José LLamos Camejo - Granma.- Amaneció un día con los muros salpicados de sangre generosa –savia juvenil-, y tenía en las paredes agujeros de metralla; lloró la patria herida. Y ha sido aquel recinto, desde entonces, mucho más que un cuartel fortificado. «Unidos, cada cual en su Moncada», dice un joven trovador guantanamero. Y el canto, más que suyo, es el canto de su pueblo en este pedazo de una Isla desafiante.
Tendremos –es obvio– que seguir tumbando muros; romper cercos, calumnias, asechanzas; y para hacerlo nos asiste la certeza, esa fe, esa lección aprendida en las paredes del Moncada, en aquella aurora del 26 de julio de 1953. Allí nació –y se esparció desde allí– la certeza de esta Isla; allí aprendimos que es posible lo que algunos creyeron imposible. «El Moncada –nos recuerda Fidel– nos enseñó a convertir los reveses en victorias».
Victorias como la de superar el desafío tremendo del periodo especial; victorias en curso, como esas que protagonizan médicos y enfermeras, dentro y fuera de Cuba, contra una pandemia mortal. Éxitos que se labran a un tiempo y con la misma osadía, desde el surco y el hospital, en el centro científico y la Brigada de la Frontera; en el celo por nuestros niños o en la mano solidaria que cuida la tranquilidad del anciano.

- Datos extraídos:

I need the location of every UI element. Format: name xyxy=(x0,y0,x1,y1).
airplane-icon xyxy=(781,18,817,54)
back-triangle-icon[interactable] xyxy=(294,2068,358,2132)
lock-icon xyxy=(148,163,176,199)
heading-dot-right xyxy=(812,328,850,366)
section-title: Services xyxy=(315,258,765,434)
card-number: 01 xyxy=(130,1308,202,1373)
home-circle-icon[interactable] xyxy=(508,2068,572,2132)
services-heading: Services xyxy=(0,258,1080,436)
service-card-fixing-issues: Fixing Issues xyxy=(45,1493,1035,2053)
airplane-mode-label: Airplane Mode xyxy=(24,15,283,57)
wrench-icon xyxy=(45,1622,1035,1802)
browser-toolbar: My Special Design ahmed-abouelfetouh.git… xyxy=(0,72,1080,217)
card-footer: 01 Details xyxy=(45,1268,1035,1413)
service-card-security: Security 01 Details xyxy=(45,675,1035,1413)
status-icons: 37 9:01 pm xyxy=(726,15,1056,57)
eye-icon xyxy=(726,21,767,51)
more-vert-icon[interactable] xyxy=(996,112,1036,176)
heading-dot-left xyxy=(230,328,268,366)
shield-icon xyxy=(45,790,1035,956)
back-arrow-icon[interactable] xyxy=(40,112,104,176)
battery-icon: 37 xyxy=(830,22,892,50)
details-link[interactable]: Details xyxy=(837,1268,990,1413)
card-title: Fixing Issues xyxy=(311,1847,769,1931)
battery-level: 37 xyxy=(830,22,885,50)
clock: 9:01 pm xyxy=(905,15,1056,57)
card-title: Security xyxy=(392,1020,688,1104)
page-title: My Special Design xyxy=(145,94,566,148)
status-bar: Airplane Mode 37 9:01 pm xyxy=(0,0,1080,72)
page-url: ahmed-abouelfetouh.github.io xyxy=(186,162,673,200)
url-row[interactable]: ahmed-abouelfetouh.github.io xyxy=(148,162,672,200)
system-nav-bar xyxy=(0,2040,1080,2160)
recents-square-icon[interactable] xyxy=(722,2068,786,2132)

- Tarea:
Repite sin cambios el fragmento del texto sobre el Moncada que va desde "Victorias como la" hasta "tranquilidad del anciano.".

- Espacio de respuesta:
Victorias como la de superar el desafío tremendo del periodo especial; victorias en curso, como esas que protagonizan médicos y enfermeras, dentro y fuera de Cuba, contra una pandemia mortal. Éxitos que se labran a un tiempo y con la misma osadía, desde el surco y el hospital, en el centro científico y la Brigada de la Frontera; en el celo por nuestros niños o en la mano solidaria que cuida la tranquilidad del anciano.